— DESCRIPTION OF THE TASK —
Each record below is to be reproduced without any change.

— STORED DATA —

● ● ● ● ●

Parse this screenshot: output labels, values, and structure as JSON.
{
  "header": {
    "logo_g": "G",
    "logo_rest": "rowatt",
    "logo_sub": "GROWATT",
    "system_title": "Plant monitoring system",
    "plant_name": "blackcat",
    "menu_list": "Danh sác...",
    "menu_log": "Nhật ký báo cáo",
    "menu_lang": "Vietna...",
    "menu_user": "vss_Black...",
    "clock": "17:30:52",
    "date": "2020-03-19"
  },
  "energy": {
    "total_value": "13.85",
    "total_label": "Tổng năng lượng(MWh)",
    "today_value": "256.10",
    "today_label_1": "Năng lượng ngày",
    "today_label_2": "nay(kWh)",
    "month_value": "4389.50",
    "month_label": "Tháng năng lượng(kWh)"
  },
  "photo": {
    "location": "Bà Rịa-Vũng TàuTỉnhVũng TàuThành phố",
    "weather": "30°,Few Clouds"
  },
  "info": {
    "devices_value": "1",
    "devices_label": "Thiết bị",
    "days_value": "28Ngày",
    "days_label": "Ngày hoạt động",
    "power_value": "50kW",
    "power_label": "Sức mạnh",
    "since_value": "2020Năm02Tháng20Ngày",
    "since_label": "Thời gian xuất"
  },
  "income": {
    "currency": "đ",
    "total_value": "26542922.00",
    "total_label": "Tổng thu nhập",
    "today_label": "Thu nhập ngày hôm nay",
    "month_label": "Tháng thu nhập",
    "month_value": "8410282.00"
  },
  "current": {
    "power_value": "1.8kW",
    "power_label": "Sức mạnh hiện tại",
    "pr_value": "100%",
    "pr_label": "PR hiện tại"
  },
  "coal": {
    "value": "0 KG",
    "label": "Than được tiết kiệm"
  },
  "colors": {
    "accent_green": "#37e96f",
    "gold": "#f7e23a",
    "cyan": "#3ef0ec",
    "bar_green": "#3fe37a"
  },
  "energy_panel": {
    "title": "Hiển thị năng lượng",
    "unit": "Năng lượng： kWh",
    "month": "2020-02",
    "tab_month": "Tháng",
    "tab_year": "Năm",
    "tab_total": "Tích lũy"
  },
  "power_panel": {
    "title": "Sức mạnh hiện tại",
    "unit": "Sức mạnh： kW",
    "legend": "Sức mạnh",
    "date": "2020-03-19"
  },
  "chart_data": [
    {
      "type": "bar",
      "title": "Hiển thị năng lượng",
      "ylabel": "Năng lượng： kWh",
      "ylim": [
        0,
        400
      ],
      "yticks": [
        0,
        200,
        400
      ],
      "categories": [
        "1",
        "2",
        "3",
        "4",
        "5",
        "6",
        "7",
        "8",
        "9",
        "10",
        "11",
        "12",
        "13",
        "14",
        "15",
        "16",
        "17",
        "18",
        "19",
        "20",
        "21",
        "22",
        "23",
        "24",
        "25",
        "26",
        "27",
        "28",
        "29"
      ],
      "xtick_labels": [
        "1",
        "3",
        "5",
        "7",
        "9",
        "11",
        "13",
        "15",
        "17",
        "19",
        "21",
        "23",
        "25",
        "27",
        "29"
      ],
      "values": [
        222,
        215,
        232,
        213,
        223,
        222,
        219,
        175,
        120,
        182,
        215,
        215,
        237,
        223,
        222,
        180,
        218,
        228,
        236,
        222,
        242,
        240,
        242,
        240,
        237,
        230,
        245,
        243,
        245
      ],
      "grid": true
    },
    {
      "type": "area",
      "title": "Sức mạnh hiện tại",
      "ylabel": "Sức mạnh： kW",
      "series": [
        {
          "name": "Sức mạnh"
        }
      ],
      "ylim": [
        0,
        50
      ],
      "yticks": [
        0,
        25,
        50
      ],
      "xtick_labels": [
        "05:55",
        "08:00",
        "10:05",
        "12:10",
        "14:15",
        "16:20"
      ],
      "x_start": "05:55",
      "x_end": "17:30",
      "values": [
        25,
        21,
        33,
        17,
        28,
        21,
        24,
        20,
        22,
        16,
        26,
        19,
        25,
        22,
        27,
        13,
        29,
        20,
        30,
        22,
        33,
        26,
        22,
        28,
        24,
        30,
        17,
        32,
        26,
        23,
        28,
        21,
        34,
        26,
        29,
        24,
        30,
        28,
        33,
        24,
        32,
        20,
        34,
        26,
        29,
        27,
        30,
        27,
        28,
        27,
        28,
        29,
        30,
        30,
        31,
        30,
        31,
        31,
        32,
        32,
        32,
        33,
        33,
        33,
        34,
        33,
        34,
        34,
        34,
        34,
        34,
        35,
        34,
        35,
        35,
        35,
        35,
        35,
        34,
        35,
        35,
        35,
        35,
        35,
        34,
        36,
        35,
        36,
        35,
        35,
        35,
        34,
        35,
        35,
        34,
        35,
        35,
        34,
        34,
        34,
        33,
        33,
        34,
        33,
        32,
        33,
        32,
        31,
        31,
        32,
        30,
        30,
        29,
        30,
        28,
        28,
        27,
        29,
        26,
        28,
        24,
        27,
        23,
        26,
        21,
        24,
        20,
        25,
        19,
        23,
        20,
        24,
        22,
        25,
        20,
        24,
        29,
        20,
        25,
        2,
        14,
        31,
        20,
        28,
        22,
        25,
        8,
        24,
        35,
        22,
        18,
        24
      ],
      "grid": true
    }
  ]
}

● ● ● ● ●

— EXERCISE RESULT —
Parse this screenshot: output labels, values, and structure as JSON.
{
  "header": {
    "logo_g": "G",
    "logo_rest": "rowatt",
    "logo_sub": "GROWATT",
    "system_title": "Plant monitoring system",
    "plant_name": "blackcat",
    "menu_list": "Danh sác...",
    "menu_log": "Nhật ký báo cáo",
    "menu_lang": "Vietna...",
    "menu_user": "vss_Black...",
    "clock": "17:30:52",
    "date": "2020-03-19"
  },
  "energy": {
    "total_value": "13.85",
    "total_label": "Tổng năng lượng(MWh)",
    "today_value": "256.10",
    "today_label_1": "Năng lượng ngày",
    "today_label_2": "nay(kWh)",
    "month_value": "4389.50",
    "month_label": "Tháng năng lượng(kWh)"
  },
  "photo": {
    "location": "Bà Rịa-Vũng TàuTỉnhVũng TàuThành phố",
    "weather": "30°,Few Clouds"
  },
  "info": {
    "devices_value": "1",
    "devices_label": "Thiết bị",
    "days_value": "28Ngày",
    "days_label": "Ngày hoạt động",
    "power_value": "50kW",
    "power_label": "Sức mạnh",
    "since_value": "2020Năm02Tháng20Ngày",
    "since_label": "Thời gian xuất"
  },
  "income": {
    "currency": "đ",
    "total_value": "26542922.00",
    "total_label": "Tổng thu nhập",
    "today_label": "Thu nhập ngày hôm nay",
    "month_label": "Tháng thu nhập",
    "month_value": "8410282.00"
  },
  "current": {
    "power_value": "1.8kW",
    "power_label": "Sức mạnh hiện tại",
    "pr_value": "100%",
    "pr_label": "PR hiện tại"
  },
  "coal": {
    "value": "0 KG",
    "label": "Than được tiết kiệm"
  },
  "colors": {
    "accent_green": "#37e96f",
    "gold": "#f7e23a",
    "cyan": "#3ef0ec",
    "bar_green": "#3fe37a"
  },
  "energy_panel": {
    "title": "Hiển thị năng lượng",
    "unit": "Năng lượng： kWh",
    "month": "2020-02",
    "tab_month": "Tháng",
    "tab_year": "Năm",
    "tab_total": "Tích lũy"
  },
  "power_panel": {
    "title": "Sức mạnh hiện tại",
    "unit": "Sức mạnh： kW",
    "legend": "Sức mạnh",
    "date": "2020-03-19"
  },
  "chart_data": [
    {
      "type": "bar",
      "title": "Hiển thị năng lượng",
      "ylabel": "Năng lượng： kWh",
      "ylim": [
        0,
        400
      ],
      "yticks": [
        0,
        200,
        400
      ],
      "categories": [
        "1",
        "2",
        "3",
        "4",
        "5",
        "6",
        "7",
        "8",
        "9",
        "10",
        "11",
        "12",
        "13",
        "14",
        "15",
        "16",
        "17",
        "18",
        "19",
        "20",
        "21",
        "22",
        "23",
        "24",
        "25",
        "26",
        "27",
        "28",
        "29"
      ],
      "xtick_labels": [
        "1",
        "3",
        "5",
        "7",
        "9",
        "11",
        "13",
        "15",
        "17",
        "19",
        "21",
        "23",
        "25",
        "27",
        "29"
      ],
      "values": [
        222,
        215,
        232,
        213,
        223,
        222,
        219,
        175,
        120,
        182,
        215,
        215,
        237,
        223,
        222,
        180,
        218,
        228,
        236,
        222,
        242,
        240,
        242,
        240,
        237,
        230,
        245,
        243,
        245
      ],
      "grid": true
    },
    {
      "type": "area",
      "title": "Sức mạnh hiện tại",
      "ylabel": "Sức mạnh： kW",
      "series": [
        {
          "name": "Sức mạnh"
        }
      ],
      "ylim": [
        0,
        50
      ],
      "yticks": [
        0,
        25,
        50
      ],
      "xtick_labels": [
        "05:55",
        "08:00",
        "10:05",
        "12:10",
        "14:15",
        "16:20"
      ],
      "x_start": "05:55",
      "x_end": "17:30",
      "values": [
        25,
        21,
        33,
        17,
        28,
        21,
        24,
        20,
        22,
        16,
        26,
        19,
        25,
        22,
        27,
        13,
        29,
        20,
        30,
        22,
        33,
        26,
        22,
        28,
        24,
        30,
        17,
        32,
        26,
        23,
        28,
        21,
        34,
        26,
        29,
        24,
        30,
        28,
        33,
        24,
        32,
        20,
        34,
        26,
        29,
        27,
        30,
        27,
        28,
        27,
        28,
        29,
        30,
        30,
        31,
        30,
        31,
        31,
        32,
        32,
        32,
        33,
        33,
        33,
        34,
        33,
        34,
        34,
        34,
        34,
        34,
        35,
        34,
        35,
        35,
        35,
        35,
        35,
        34,
        35,
        35,
        35,
        35,
        35,
        34,
        36,
        35,
        36,
        35,
        35,
        35,
        34,
        35,
        35,
        34,
        35,
        35,
        34,
        34,
        34,
        33,
        33,
        34,
        33,
        32,
        33,
        32,
        31,
        31,
        32,
        30,
        30,
        29,
        30,
        28,
        28,
        27,
        29,
        26,
        28,
        24,
        27,
        23,
        26,
        21,
        24,
        20,
        25,
        19,
        23,
        20,
        24,
        22,
        25,
        20,
        24,
        29,
        20,
        25,
        2,
        14,
        31,
        20,
        28,
        22,
        25,
        8,
        24,
        35,
        22,
        18,
        24
      ],
      "grid": true
    }
  ]
}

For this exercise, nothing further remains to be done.